**WRITTEN PROBLEM:** Search the material for the word "ధనగర" and copy each line that holds it.

**RECORDS FOR THIS TASK:**
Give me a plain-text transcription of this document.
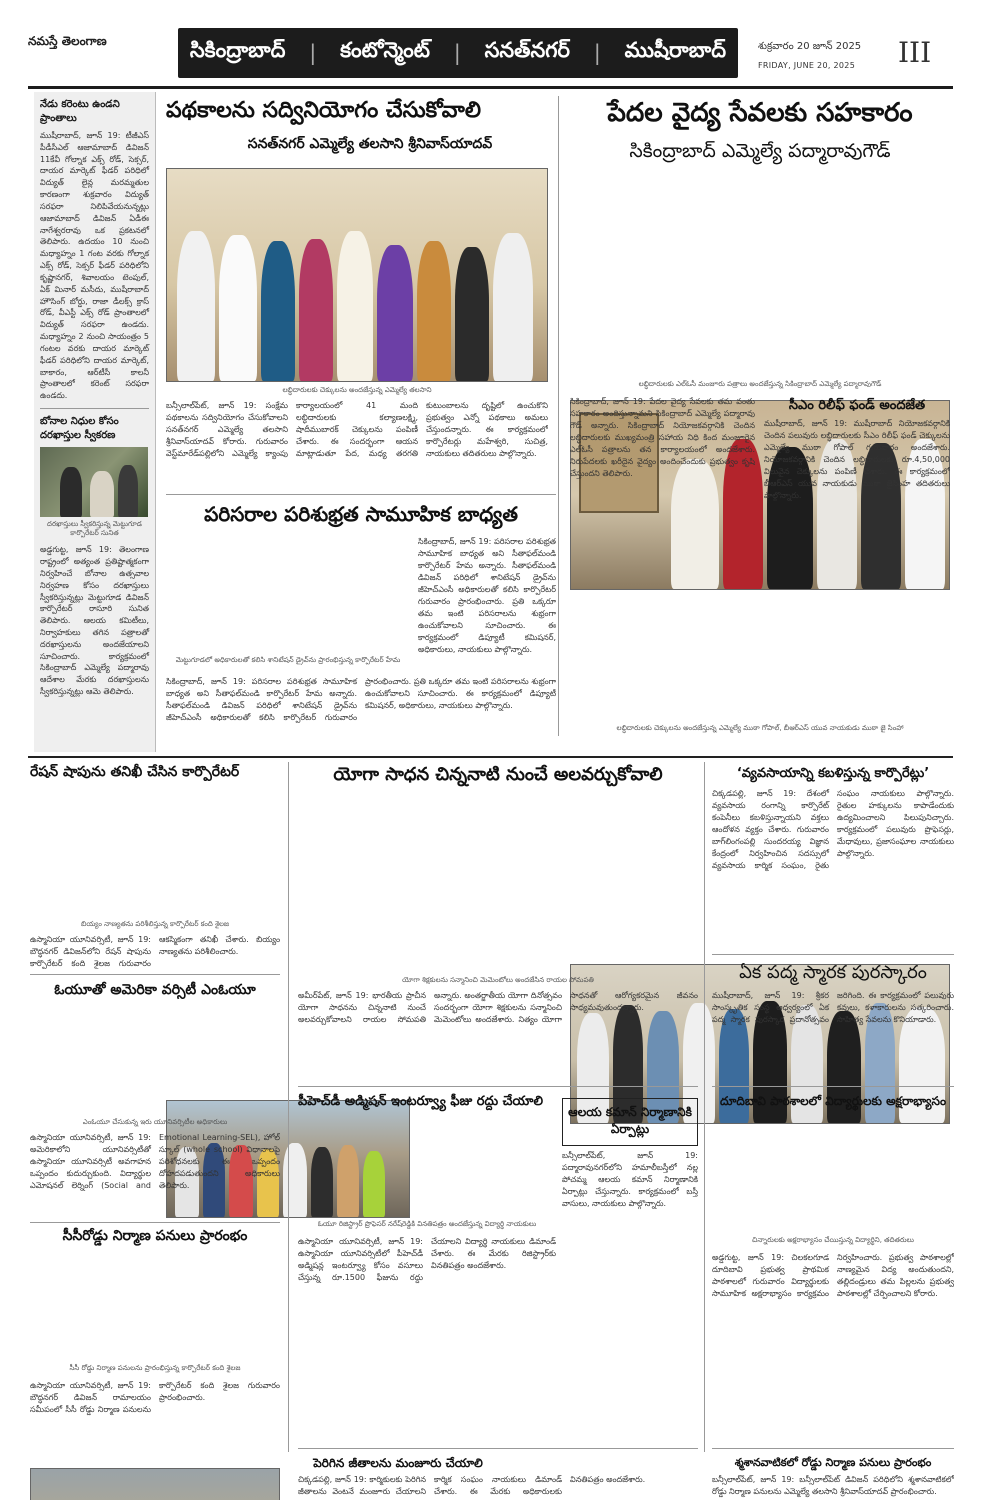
నమస్తే తెలంగాణ	సికింద్రాబాద్ | కంటోన్మెంట్ | సనత్‌నగర్ | ముషీరాబాద్	శుక్రవారం 20 జూన్ 2025
FRIDAY, JUNE 20, 2025 III
నేడు కరెంటు ఉండని ప్రాంతాలు
ముషీరాబాద్, జూన్ 19: టీజీఎస్ పీడీసీఎల్ ఆజామాబాద్ డివిజన్ 11కేవీ గోల్నాక ఎక్స్ రోడ్, సెక్సర్, దాయర మార్కెట్ ఫీడర్ పరిధిలో విద్యుత్ లైన్ల మరమ్మతుల కారణంగా శుక్రవారం విద్యుత్ సరఫరా నిలిపివేయనున్నట్లు ఆజామాబాద్ డివిజన్ ఏడీఈ నాగేశ్వరరావు ఒక ప్రకటనలో తెలిపారు. ఉదయం 10 నుంచి మధ్యాహ్నం 1 గంట వరకు గోల్నాక ఎక్స్ రోడ్, సెక్సర్ ఫీడర్ పరిధిలోని కృష్ణానగర్, శివాలయం టెంపుల్, ఏక్ మినార్ మసీదు, ముషీరాబాద్ హౌసింగ్ బోర్డు, రాజా డీలక్స్ క్రాస్ రోడ్, వీఎస్టీ ఎక్స్ రోడ్ ప్రాంతాలలో విద్యుత్ సరఫరా ఉండదు. మధ్యాహ్నం 2 నుంచి సాయంత్రం 5 గంటల వరకు దాయర మార్కెట్ ఫీడర్ పరిధిలోని దాయర మార్కెట్, బాకారం, ఆర్‌టీసీ కాలనీ ప్రాంతాలలో కరెంట్ సరఫరా ఉండదు.
బోనాల నిధుల కోసం దరఖాస్తుల స్వీకరణ
దరఖాస్తులు స్వీకరిస్తున్న మెట్టుగూడ కార్పొరేటర్ సునిత
అడ్డగుట్ట, జూన్ 19: తెలంగాణ రాష్ట్రంలో అత్యంత ప్రతిష్టాత్మకంగా నిర్వహించే బోనాల ఉత్సవాల నిర్వహణ కోసం దరఖాస్తులు స్వీకరిస్తున్నట్లు మెట్టుగూడ డివిజన్ కార్పొరేటర్ రాసూరి సునిత తెలిపారు. ఆలయ కమిటీలు, నిర్వాహకులు తగిన పత్రాలతో దరఖాస్తులను అందజేయాలని సూచించారు. కార్యక్రమంలో సికింద్రాబాద్ ఎమ్మెల్యే పద్మారావు ఆదేశాల మేరకు దరఖాస్తులను స్వీకరిస్తున్నట్లు ఆమె తెలిపారు.
పథకాలను సద్వినియోగం చేసుకోవాలి
సనత్‌నగర్ ఎమ్మెల్యే తలసాని శ్రీనివాస్‌యాదవ్
లబ్ధిదారులకు చెక్కులను అందజేస్తున్న ఎమ్మెల్యే తలసాని
బన్సీలాల్‌పేట్, జూన్ 19: సంక్షేమ పథకాలను సద్వినియోగం చేసుకోవాలని సనత్‌నగర్ ఎమ్మెల్యే తలసాని శ్రీనివాస్‌యాదవ్ కోరారు. గురువారం వెస్ట్‌మారేడ్‌పల్లిలోని ఎమ్మెల్యే క్యాంపు కార్యాలయంలో 41 మంది లబ్ధిదారులకు కల్యాణలక్ష్మి, షాదీముబారక్ చెక్కులను పంపిణీ చేశారు. ఈ సందర్భంగా ఆయన మాట్లాడుతూ పేద, మధ్య తరగతి కుటుంబాలను దృష్టిలో ఉంచుకొని ప్రభుత్వం ఎన్నో పథకాలు అమలు చేస్తుందన్నారు. ఈ కార్యక్రమంలో కార్పొరేటర్లు మహేశ్వరి, సుచిత్ర, నాయకులు తదితరులు పాల్గొన్నారు.
పేదల వైద్య సేవలకు సహకారం
సికింద్రాబాద్ ఎమ్మెల్యే పద్మారావుగౌడ్
లబ్ధిదారులకు ఎల్‌ఓసీ మంజూరు పత్రాలు అందజేస్తున్న సికింద్రాబాద్ ఎమ్మెల్యే పద్మారావుగౌడ్
సికింద్రాబాద్, జూన్ 19: పేదల వైద్య సేవలకు తమ వంతు సహకారం అందిస్తున్నామని సికింద్రాబాద్ ఎమ్మెల్యే పద్మారావు గౌడ్ అన్నారు. సికింద్రాబాద్ నియోజకవర్గానికి చెందిన లబ్ధిదారులకు ముఖ్యమంత్రి సహాయ నిధి కింద మంజూరైన ఎల్‌ఓసీ పత్రాలను తన కార్యాలయంలో అందజేశారు. నిరుపేదలకు ఖరీదైన వైద్యం అందించేందుకు ప్రభుత్వం కృషి చేస్తుందని తెలిపారు.
సీఎం రిలీఫ్ ఫండ్ అందజేత
ముషీరాబాద్, జూన్ 19: ముషీరాబాద్ నియోజకవర్గానికి చెందిన పలువురు లబ్ధిదారులకు సీఎం రిలీఫ్ ఫండ్ చెక్కులను ఎమ్మెల్యే ముఠా గోపాల్ గురువారం అందజేశారు. నియోజకవర్గానికి చెందిన లబ్ధిదారులకు రూ.4,50,000 విలువైన చెక్కులను పంపిణీ చేశారు. ఈ కార్యక్రమంలో బీఆర్‌ఎస్ యువ నాయకుడు ముఠా జైసింహ తదితరులు పాల్గొన్నారు.
లబ్ధిదారులకు చెక్కులను అందజేస్తున్న ఎమ్మెల్యే ముఠా గోపాల్, బీఆర్‌ఎస్ యువ నాయకుడు ముఠా జై సింహా
పరిసరాల పరిశుభ్రత సామూహిక బాధ్యత
మెట్టుగూడలో అధికారులతో కలిసి శానిటేషన్ డ్రైవ్‌ను ప్రారంభిస్తున్న కార్పొరేటర్ హేమ
సికింద్రాబాద్, జూన్ 19: పరిసరాల పరిశుభ్రత సామూహిక బాధ్యత అని సీతాఫల్‌మండి కార్పొరేటర్ హేమ అన్నారు. సీతాఫల్‌మండి డివిజన్ పరిధిలో శానిటేషన్ డ్రైవ్‌ను జీహెచ్‌ఎంసీ అధికారులతో కలిసి కార్పొరేటర్ గురువారం ప్రారంభించారు. ప్రతి ఒక్కరూ తమ ఇంటి పరిసరాలను శుభ్రంగా ఉంచుకోవాలని సూచించారు. ఈ కార్యక్రమంలో డిప్యూటీ కమిషనర్, అధికారులు, నాయకులు పాల్గొన్నారు.
సికింద్రాబాద్, జూన్ 19: పరిసరాల పరిశుభ్రత సామూహిక బాధ్యత అని సీతాఫల్‌మండి కార్పొరేటర్ హేమ అన్నారు. సీతాఫల్‌మండి డివిజన్ పరిధిలో శానిటేషన్ డ్రైవ్‌ను జీహెచ్‌ఎంసీ అధికారులతో కలిసి కార్పొరేటర్ గురువారం ప్రారంభించారు. ప్రతి ఒక్కరూ తమ ఇంటి పరిసరాలను శుభ్రంగా ఉంచుకోవాలని సూచించారు. ఈ కార్యక్రమంలో డిప్యూటీ కమిషనర్, అధికారులు, నాయకులు పాల్గొన్నారు.
రేషన్ షాపును తనిఖీ చేసిన కార్పొరేటర్
బియ్యం నాణ్యతను పరిశీలిస్తున్న కార్పొరేటర్ కంది శైలజ
ఉస్మానియా యూనివర్సిటీ, జూన్ 19: బౌద్ధనగర్ డివిజన్‌లోని రేషన్ షాపును కార్పొరేటర్ కంది శైలజ గురువారం ఆకస్మికంగా తనిఖీ చేశారు. బియ్యం నాణ్యతను పరిశీలించారు.
ఓయూతో అమెరికా వర్సిటీ ఎంఓయూ
ఎంఓయూ చేసుకున్న ఇరు యూనివర్సిటీల అధికారులు
ఉస్మానియా యూనివర్సిటీ, జూన్ 19: అమెరికాలోని యూనివర్సిటీతో ఉస్మానియా యూనివర్సిటీ అవగాహన ఒప్పందం కుదుర్చుకుంది. విద్యార్థుల ఎమోషనల్ లెర్నింగ్ (Social and Emotional Learning-SEL), హోల్ స్కూల్ (whole school) విధానాలపై పరిశోధనలకు ఈ ఒప్పందం దోహదపడుతుందని అధికారులు తెలిపారు.
సీసీరోడ్డు నిర్మాణ పనులు ప్రారంభం
సీసీ రోడ్డు నిర్మాణ పనులను ప్రారంభిస్తున్న కార్పొరేటర్ కంది శైలజ
ఉస్మానియా యూనివర్సిటీ, జూన్ 19: బౌద్ధనగర్ డివిజన్ రామాలయం సమీపంలో సీసీ రోడ్డు నిర్మాణ పనులను కార్పొరేటర్ కంది శైలజ గురువారం ప్రారంభించారు.
యోగా సాధన చిన్ననాటి నుంచే అలవర్చుకోవాలి
యోగా శిక్షకులను సన్మానించి మెమెంటోలు అందజేసిన రాయల సోమపతి
అమీర్‌పేట్, జూన్ 19: భారతీయ ప్రాచీన యోగా సాధనను చిన్ననాటి నుంచే అలవర్చుకోవాలని రాయల సోమపతి అన్నారు. అంతర్జాతీయ యోగా దినోత్సవం సందర్భంగా యోగా శిక్షకులను సన్మానించి మెమెంటోలు అందజేశారు. నిత్యం యోగా సాధనతో ఆరోగ్యకరమైన జీవనం సాధ్యమవుతుందన్నారు.
పీహెచ్‌డీ అడ్మిషన్ ఇంటర్వ్యూ ఫీజు రద్దు చేయాలి
ఓయూ రిజిస్ట్రార్ ప్రొఫెసర్ నరేష్‌రెడ్డికి వినతిపత్రం అందజేస్తున్న విద్యార్థి నాయకులు
ఉస్మానియా యూనివర్సిటీ, జూన్ 19: ఉస్మానియా యూనివర్సిటీలో పీహెచ్‌డీ అడ్మిషన్ల ఇంటర్వ్యూ కోసం వసూలు చేస్తున్న రూ.1500 ఫీజును రద్దు చేయాలని విద్యార్థి నాయకులు డిమాండ్ చేశారు. ఈ మేరకు రిజిస్ట్రార్‌కు వినతిపత్రం అందజేశారు.
ఆలయ కమాన్ నిర్మాణానికి ఏర్పాట్లు
బన్సీలాల్‌పేట్, జూన్ 19: పద్మారావునగర్‌లోని హమాలీబస్తీలో నల్ల పోచమ్మ ఆలయ కమాన్ నిర్మాణానికి ఏర్పాట్లు చేస్తున్నారు. కార్యక్రమంలో బస్తీ వాసులు, నాయకులు పాల్గొన్నారు.
‘వ్యవసాయాన్ని కబళిస్తున్న కార్పొరేట్లు’
చిక్కడపల్లి, జూన్ 19: దేశంలో వ్యవసాయ రంగాన్ని కార్పొరేట్ కంపెనీలు కబళిస్తున్నాయని వక్తలు ఆందోళన వ్యక్తం చేశారు. గురువారం బాగ్‌లింగంపల్లి సుందరయ్య విజ్ఞాన కేంద్రంలో నిర్వహించిన సదస్సులో వ్యవసాయ కార్మిక సంఘం, రైతు సంఘం నాయకులు పాల్గొన్నారు. రైతుల హక్కులను కాపాడేందుకు ఉద్యమించాలని పిలుపునిచ్చారు. కార్యక్రమంలో పలువురు ప్రొఫెసర్లు, మేధావులు, ప్రజాసంఘాల నాయకులు పాల్గొన్నారు.
ఏక పద్మ స్మారక పురస్కారం
ముషీరాబాద్, జూన్ 19: శ్రీకర సాంస్కృతిక సంస్థ ఆధ్వర్యంలో ఏక పద్మ స్మారక పురస్కార ప్రదానోత్సవం జరిగింది. ఈ కార్యక్రమంలో పలువురు కవులు, కళాకారులను సత్కరించారు. సాహిత్య సేవలను కొనియాడారు.
దూదిబావి పాఠశాలలో విద్యార్థులకు అక్షరాభ్యాసం
చిన్నారులకు అక్షరాభ్యాసం చేయిస్తున్న విద్యార్థిని, తదితరులు
అడ్డగుట్ట, జూన్ 19: చిలకలగూడ దూదిబావి ప్రభుత్వ ప్రాథమిక పాఠశాలలో గురువారం విద్యార్థులకు సామూహిక అక్షరాభ్యాసం కార్యక్రమం నిర్వహించారు. ప్రభుత్వ పాఠశాలల్లో నాణ్యమైన విద్య అందుతుందని, తల్లిదండ్రులు తమ పిల్లలను ప్రభుత్వ పాఠశాలల్లో చేర్పించాలని కోరారు.
పెరిగిన జీతాలను మంజూరు చేయాలి
చిక్కడపల్లి, జూన్ 19: కార్మికులకు పెరిగిన జీతాలను వెంటనే మంజూరు చేయాలని కార్మిక సంఘం నాయకులు డిమాండ్ చేశారు. ఈ మేరకు అధికారులకు వినతిపత్రం అందజేశారు.
శ్మశానవాటికలో రోడ్డు నిర్మాణ పనులు ప్రారంభం
బన్సీలాల్‌పేట్, జూన్ 19: బన్సీలాల్‌పేట్ డివిజన్ పరిధిలోని శ్మశానవాటికలో రోడ్డు నిర్మాణ పనులను ఎమ్మెల్యే తలసాని శ్రీనివాస్‌యాదవ్ ప్రారంభించారు.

**TASK SOLUTION:**
ఉస్మానియా యూనివర్సిటీ, జూన్ 19: బౌద్ధనగర్ డివిజన్‌లోని రేషన్ షాపును కార్పొరేటర్ కంది శైలజ గురువారం ఆకస్మికంగా తనిఖీ చేశారు. బియ్యం నాణ్యతను పరిశీలించారు.
ఉస్మానియా యూనివర్సిటీ, జూన్ 19: బౌద్ధనగర్ డివిజన్ రామాలయం సమీపంలో సీసీ రోడ్డు నిర్మాణ పనులను కార్పొరేటర్ కంది శైలజ గురువారం ప్రారంభించారు.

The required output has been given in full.